*Exercise brief*
Leave out the pictures and transcribe the rest of the records exactly.

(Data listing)

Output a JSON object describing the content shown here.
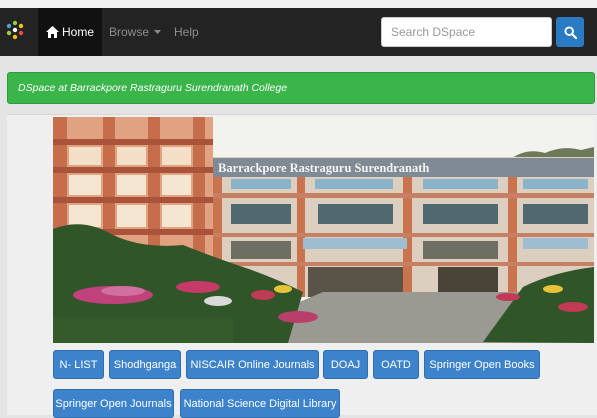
{
  "navbar": {
    "home_label": "Home",
    "browse_label": "Browse",
    "help_label": "Help",
    "search_placeholder": "Search DSpace",
    "colors": {
      "background": "#232323",
      "active": "#111111",
      "search_button": "#2a7ac4"
    }
  },
  "banner": {
    "text": "DSpace at Barrackpore Rastraguru Surendranath College",
    "color": "#3ab54a"
  },
  "photo": {
    "sign_text": "Barrackpore Rastraguru Surendranath"
  },
  "links": [
    {
      "label": "N- LIST"
    },
    {
      "label": "Shodhganga"
    },
    {
      "label": "NISCAIR Online Journals"
    },
    {
      "label": "DOAJ"
    },
    {
      "label": "OATD"
    },
    {
      "label": "Springer Open Books"
    },
    {
      "label": "Springer Open Journals"
    },
    {
      "label": "National Science Digital Library"
    }
  ],
  "icons": [
    "dspace-logo-icon",
    "home-icon",
    "caret-down-icon",
    "search-icon"
  ]
}
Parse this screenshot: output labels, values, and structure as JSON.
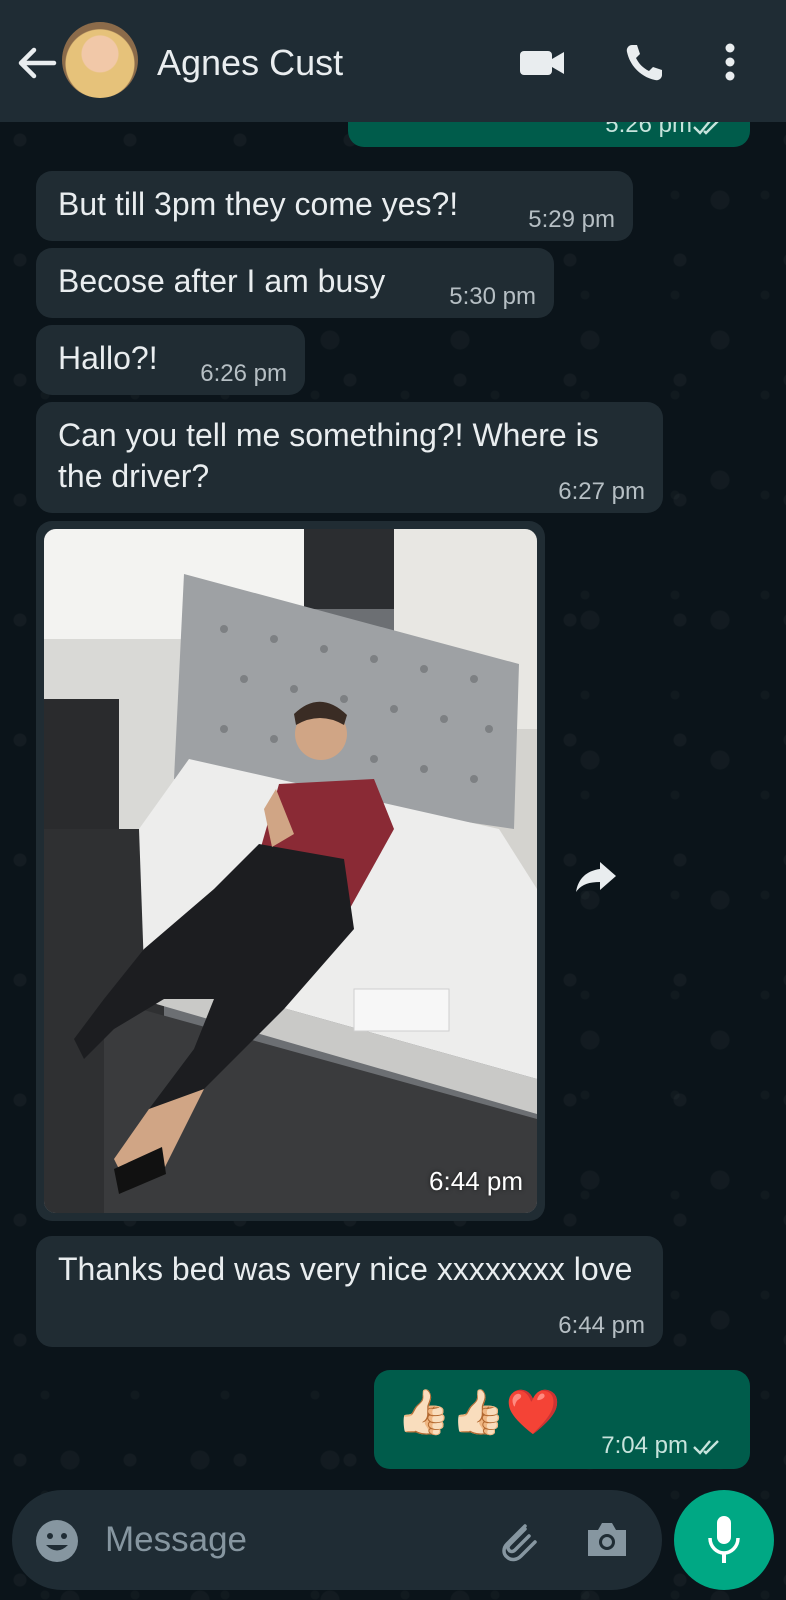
{
  "header": {
    "contact_name": "Agnes Cust",
    "icons": [
      "back-arrow-icon",
      "video-call-icon",
      "voice-call-icon",
      "more-options-icon"
    ]
  },
  "messages": [
    {
      "direction": "outgoing",
      "text": "",
      "time": "5:26 pm",
      "read": true
    },
    {
      "direction": "incoming",
      "text": "But till 3pm they come yes?!",
      "time": "5:29 pm"
    },
    {
      "direction": "incoming",
      "text": "Becose after I am busy",
      "time": "5:30 pm"
    },
    {
      "direction": "incoming",
      "text": "Hallo?!",
      "time": "6:26 pm"
    },
    {
      "direction": "incoming",
      "text": "Can you tell me something?! Where is the driver?",
      "time": "6:27 pm"
    },
    {
      "direction": "incoming",
      "type": "photo",
      "time": "6:44 pm"
    },
    {
      "direction": "incoming",
      "text": "Thanks bed was very nice xxxxxxxx love",
      "time": "6:44 pm"
    },
    {
      "direction": "outgoing",
      "text": "👍🏻👍🏻❤️",
      "time": "7:04 pm",
      "read": true
    }
  ],
  "composer": {
    "placeholder": "Message",
    "icons": [
      "emoji-icon",
      "attach-icon",
      "camera-icon",
      "mic-icon"
    ]
  },
  "colors": {
    "background": "#0b141a",
    "header": "#1f2c34",
    "incoming_bubble": "#202c33",
    "outgoing_bubble": "#005c4b",
    "accent": "#00a884"
  }
}
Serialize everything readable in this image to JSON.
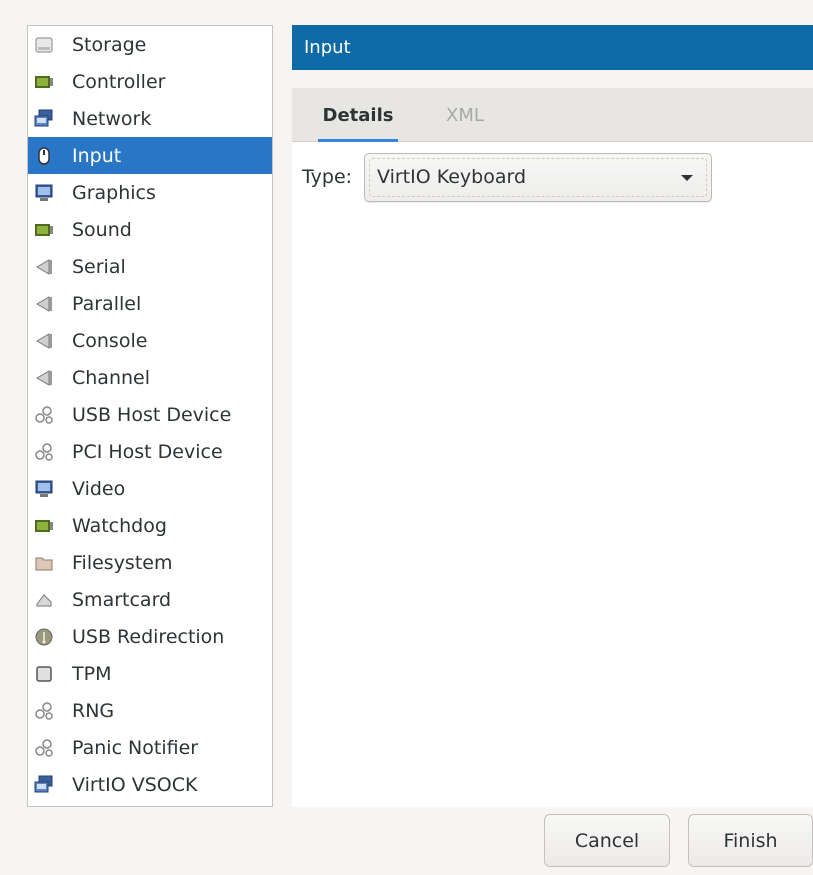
{
  "sidebar": {
    "items": [
      {
        "label": "Storage",
        "icon": "storage-icon",
        "selected": false
      },
      {
        "label": "Controller",
        "icon": "controller-icon",
        "selected": false
      },
      {
        "label": "Network",
        "icon": "network-icon",
        "selected": false
      },
      {
        "label": "Input",
        "icon": "mouse-icon",
        "selected": true
      },
      {
        "label": "Graphics",
        "icon": "monitor-icon",
        "selected": false
      },
      {
        "label": "Sound",
        "icon": "sound-card-icon",
        "selected": false
      },
      {
        "label": "Serial",
        "icon": "serial-port-icon",
        "selected": false
      },
      {
        "label": "Parallel",
        "icon": "parallel-port-icon",
        "selected": false
      },
      {
        "label": "Console",
        "icon": "console-icon",
        "selected": false
      },
      {
        "label": "Channel",
        "icon": "channel-icon",
        "selected": false
      },
      {
        "label": "USB Host Device",
        "icon": "usb-host-device-icon",
        "selected": false
      },
      {
        "label": "PCI Host Device",
        "icon": "pci-host-device-icon",
        "selected": false
      },
      {
        "label": "Video",
        "icon": "video-icon",
        "selected": false
      },
      {
        "label": "Watchdog",
        "icon": "watchdog-icon",
        "selected": false
      },
      {
        "label": "Filesystem",
        "icon": "folder-icon",
        "selected": false
      },
      {
        "label": "Smartcard",
        "icon": "smartcard-icon",
        "selected": false
      },
      {
        "label": "USB Redirection",
        "icon": "usb-redirection-icon",
        "selected": false
      },
      {
        "label": "TPM",
        "icon": "tpm-chip-icon",
        "selected": false
      },
      {
        "label": "RNG",
        "icon": "rng-icon",
        "selected": false
      },
      {
        "label": "Panic Notifier",
        "icon": "panic-notifier-icon",
        "selected": false
      },
      {
        "label": "VirtIO VSOCK",
        "icon": "vsock-icon",
        "selected": false
      }
    ]
  },
  "header": {
    "title": "Input"
  },
  "tabs": [
    {
      "label": "Details",
      "active": true
    },
    {
      "label": "XML",
      "active": false
    }
  ],
  "form": {
    "type_label": "Type:",
    "type_value": "VirtIO Keyboard"
  },
  "buttons": {
    "cancel": "Cancel",
    "finish": "Finish"
  },
  "colors": {
    "selection": "#2a76c6",
    "title_bar": "#0d6aa6",
    "tab_underline": "#3584e4"
  }
}
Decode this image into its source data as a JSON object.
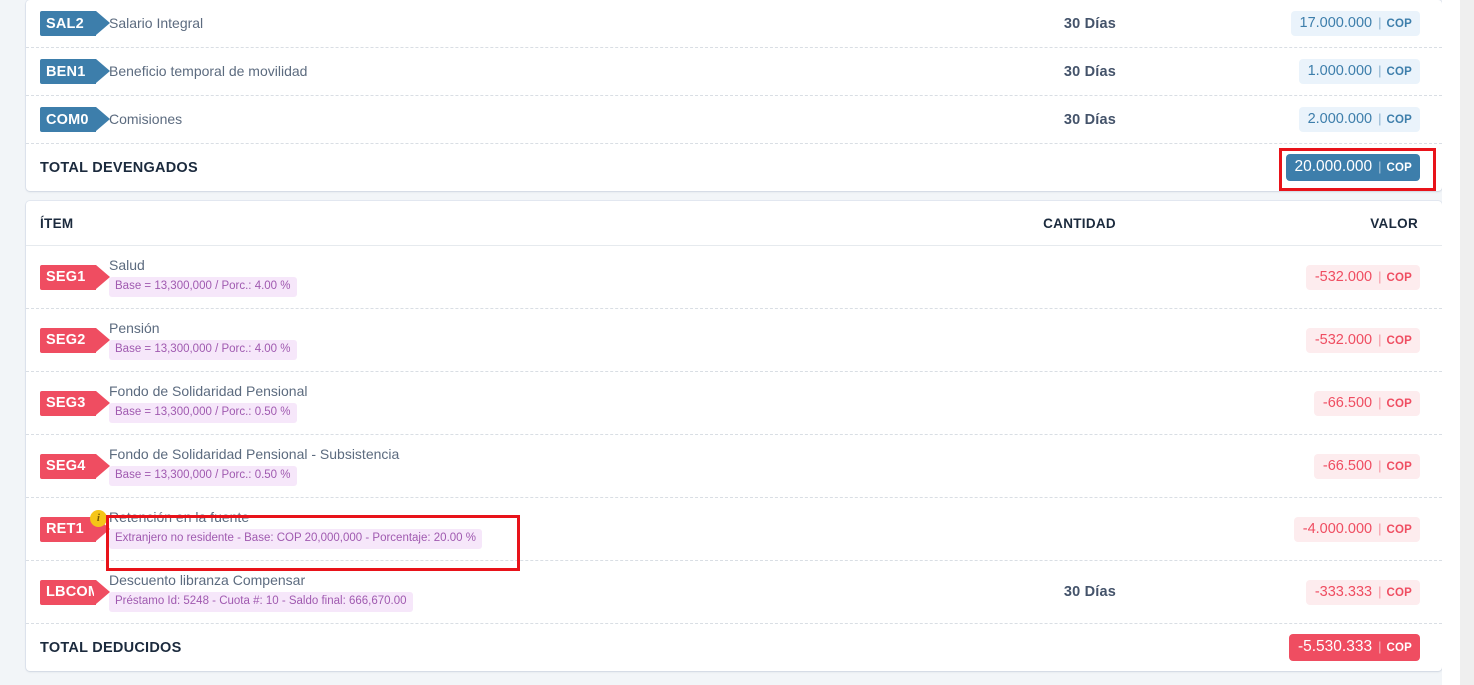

*Exercise response*
Output a JSON object describing the content shown here.
{
  "navbar": {
    "home_label": "Home",
    "browse_label": "Browse",
    "help_label": "Help",
    "search_placeholder": "Search DSpace",
    "colors": {
      "background": "#232323",
      "active": "#111111",
      "search_button": "#2a7ac4"
    }
  },
  "banner": {
    "text": "DSpace at Barrackpore Rastraguru Surendranath College",
    "color": "#3ab54a"
  },
  "photo": {
    "sign_text": "Barrackpore Rastraguru Surendranath"
  },
  "links": [
    {
      "label": "N- LIST"
    },
    {
      "label": "Shodhganga"
    },
    {
      "label": "NISCAIR Online Journals"
    },
    {
      "label": "DOAJ"
    },
    {
      "label": "OATD"
    },
    {
      "label": "Springer Open Books"
    },
    {
      "label": "Springer Open Journals"
    },
    {
      "label": "National Science Digital Library"
    }
  ],
  "icons": [
    "dspace-logo-icon",
    "home-icon",
    "caret-down-icon",
    "search-icon"
  ]
}
Parse this screenshot: output labels, values, and structure as JSON.
{
  "header": {
    "contact_name": "Agnes Cust",
    "icons": [
      "back-arrow-icon",
      "video-call-icon",
      "voice-call-icon",
      "more-options-icon"
    ]
  },
  "messages": [
    {
      "direction": "outgoing",
      "text": "",
      "time": "5:26 pm",
      "read": true
    },
    {
      "direction": "incoming",
      "text": "But till 3pm they come yes?!",
      "time": "5:29 pm"
    },
    {
      "direction": "incoming",
      "text": "Becose after I am busy",
      "time": "5:30 pm"
    },
    {
      "direction": "incoming",
      "text": "Hallo?!",
      "time": "6:26 pm"
    },
    {
      "direction": "incoming",
      "text": "Can you tell me something?! Where is the driver?",
      "time": "6:27 pm"
    },
    {
      "direction": "incoming",
      "type": "photo",
      "time": "6:44 pm"
    },
    {
      "direction": "incoming",
      "text": "Thanks bed was very nice xxxxxxxx love",
      "time": "6:44 pm"
    },
    {
      "direction": "outgoing",
      "text": "👍🏻👍🏻❤️",
      "time": "7:04 pm",
      "read": true
    }
  ],
  "composer": {
    "placeholder": "Message",
    "icons": [
      "emoji-icon",
      "attach-icon",
      "camera-icon",
      "mic-icon"
    ]
  },
  "colors": {
    "background": "#0b141a",
    "header": "#1f2c34",
    "incoming_bubble": "#202c33",
    "outgoing_bubble": "#005c4b",
    "accent": "#00a884"
  }
}
Serialize everything readable in this image to JSON.
{
  "sidebar": {
    "items": [
      {
        "label": "Storage",
        "icon": "storage-icon",
        "selected": false
      },
      {
        "label": "Controller",
        "icon": "controller-icon",
        "selected": false
      },
      {
        "label": "Network",
        "icon": "network-icon",
        "selected": false
      },
      {
        "label": "Input",
        "icon": "mouse-icon",
        "selected": true
      },
      {
        "label": "Graphics",
        "icon": "monitor-icon",
        "selected": false
      },
      {
        "label": "Sound",
        "icon": "sound-card-icon",
        "selected": false
      },
      {
        "label": "Serial",
        "icon": "serial-port-icon",
        "selected": false
      },
      {
        "label": "Parallel",
        "icon": "parallel-port-icon",
        "selected": false
      },
      {
        "label": "Console",
        "icon": "console-icon",
        "selected": false
      },
      {
        "label": "Channel",
        "icon": "channel-icon",
        "selected": false
      },
      {
        "label": "USB Host Device",
        "icon": "usb-host-device-icon",
        "selected": false
      },
      {
        "label": "PCI Host Device",
        "icon": "pci-host-device-icon",
        "selected": false
      },
      {
        "label": "Video",
        "icon": "video-icon",
        "selected": false
      },
      {
        "label": "Watchdog",
        "icon": "watchdog-icon",
        "selected": false
      },
      {
        "label": "Filesystem",
        "icon": "folder-icon",
        "selected": false
      },
      {
        "label": "Smartcard",
        "icon": "smartcard-icon",
        "selected": false
      },
      {
        "label": "USB Redirection",
        "icon": "usb-redirection-icon",
        "selected": false
      },
      {
        "label": "TPM",
        "icon": "tpm-chip-icon",
        "selected": false
      },
      {
        "label": "RNG",
        "icon": "rng-icon",
        "selected": false
      },
      {
        "label": "Panic Notifier",
        "icon": "panic-notifier-icon",
        "selected": false
      },
      {
        "label": "VirtIO VSOCK",
        "icon": "vsock-icon",
        "selected": false
      }
    ]
  },
  "header": {
    "title": "Input"
  },
  "tabs": [
    {
      "label": "Details",
      "active": true
    },
    {
      "label": "XML",
      "active": false
    }
  ],
  "form": {
    "type_label": "Type:",
    "type_value": "VirtIO Keyboard"
  },
  "buttons": {
    "cancel": "Cancel",
    "finish": "Finish"
  },
  "colors": {
    "selection": "#2a76c6",
    "title_bar": "#0d6aa6",
    "tab_underline": "#3584e4"
  }
}
Decode this image into its source data as a JSON object.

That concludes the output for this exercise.